### Dataset records
--- Begin ---

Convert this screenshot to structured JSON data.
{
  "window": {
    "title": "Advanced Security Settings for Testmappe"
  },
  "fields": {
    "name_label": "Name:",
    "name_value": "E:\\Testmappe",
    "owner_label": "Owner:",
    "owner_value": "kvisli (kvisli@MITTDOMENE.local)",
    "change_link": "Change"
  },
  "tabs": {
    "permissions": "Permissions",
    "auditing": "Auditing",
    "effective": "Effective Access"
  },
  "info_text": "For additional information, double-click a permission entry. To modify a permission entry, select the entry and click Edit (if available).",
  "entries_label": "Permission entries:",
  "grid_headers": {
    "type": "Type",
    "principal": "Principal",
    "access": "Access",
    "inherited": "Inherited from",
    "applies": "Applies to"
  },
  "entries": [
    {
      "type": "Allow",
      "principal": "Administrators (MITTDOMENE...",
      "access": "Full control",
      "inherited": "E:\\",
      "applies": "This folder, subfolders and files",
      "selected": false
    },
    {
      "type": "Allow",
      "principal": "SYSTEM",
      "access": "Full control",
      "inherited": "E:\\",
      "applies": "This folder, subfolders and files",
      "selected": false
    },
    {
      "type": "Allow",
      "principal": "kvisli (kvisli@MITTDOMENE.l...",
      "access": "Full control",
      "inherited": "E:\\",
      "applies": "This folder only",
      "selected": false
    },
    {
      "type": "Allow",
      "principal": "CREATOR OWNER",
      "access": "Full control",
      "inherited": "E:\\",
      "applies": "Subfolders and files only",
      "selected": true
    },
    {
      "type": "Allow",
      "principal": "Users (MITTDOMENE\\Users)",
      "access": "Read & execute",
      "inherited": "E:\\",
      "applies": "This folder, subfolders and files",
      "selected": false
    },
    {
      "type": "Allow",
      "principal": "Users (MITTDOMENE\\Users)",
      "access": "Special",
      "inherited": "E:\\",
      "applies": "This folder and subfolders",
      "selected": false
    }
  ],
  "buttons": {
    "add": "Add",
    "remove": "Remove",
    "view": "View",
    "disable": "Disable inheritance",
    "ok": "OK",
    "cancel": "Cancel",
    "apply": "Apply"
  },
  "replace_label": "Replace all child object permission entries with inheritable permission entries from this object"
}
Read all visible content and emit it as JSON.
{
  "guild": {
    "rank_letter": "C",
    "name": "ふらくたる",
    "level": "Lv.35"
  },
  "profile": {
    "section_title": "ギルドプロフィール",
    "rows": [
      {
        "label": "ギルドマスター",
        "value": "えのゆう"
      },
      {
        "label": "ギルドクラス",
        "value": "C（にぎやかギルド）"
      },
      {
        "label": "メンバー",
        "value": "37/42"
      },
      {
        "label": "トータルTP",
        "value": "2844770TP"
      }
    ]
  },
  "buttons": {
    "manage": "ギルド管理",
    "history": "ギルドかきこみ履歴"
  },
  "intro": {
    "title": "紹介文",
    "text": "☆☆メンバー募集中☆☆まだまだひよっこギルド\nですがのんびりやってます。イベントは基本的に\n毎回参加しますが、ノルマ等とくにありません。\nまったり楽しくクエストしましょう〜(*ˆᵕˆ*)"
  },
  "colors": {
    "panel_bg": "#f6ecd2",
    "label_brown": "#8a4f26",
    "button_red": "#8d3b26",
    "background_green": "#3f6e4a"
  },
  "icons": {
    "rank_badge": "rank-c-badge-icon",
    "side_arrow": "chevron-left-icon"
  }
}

--- End ---

List the lines of the records where "Testmappe" occurs.

### Worked solution
    "title": "Advanced Security Settings for Testmappe"
    "name_value": "E:\\Testmappe",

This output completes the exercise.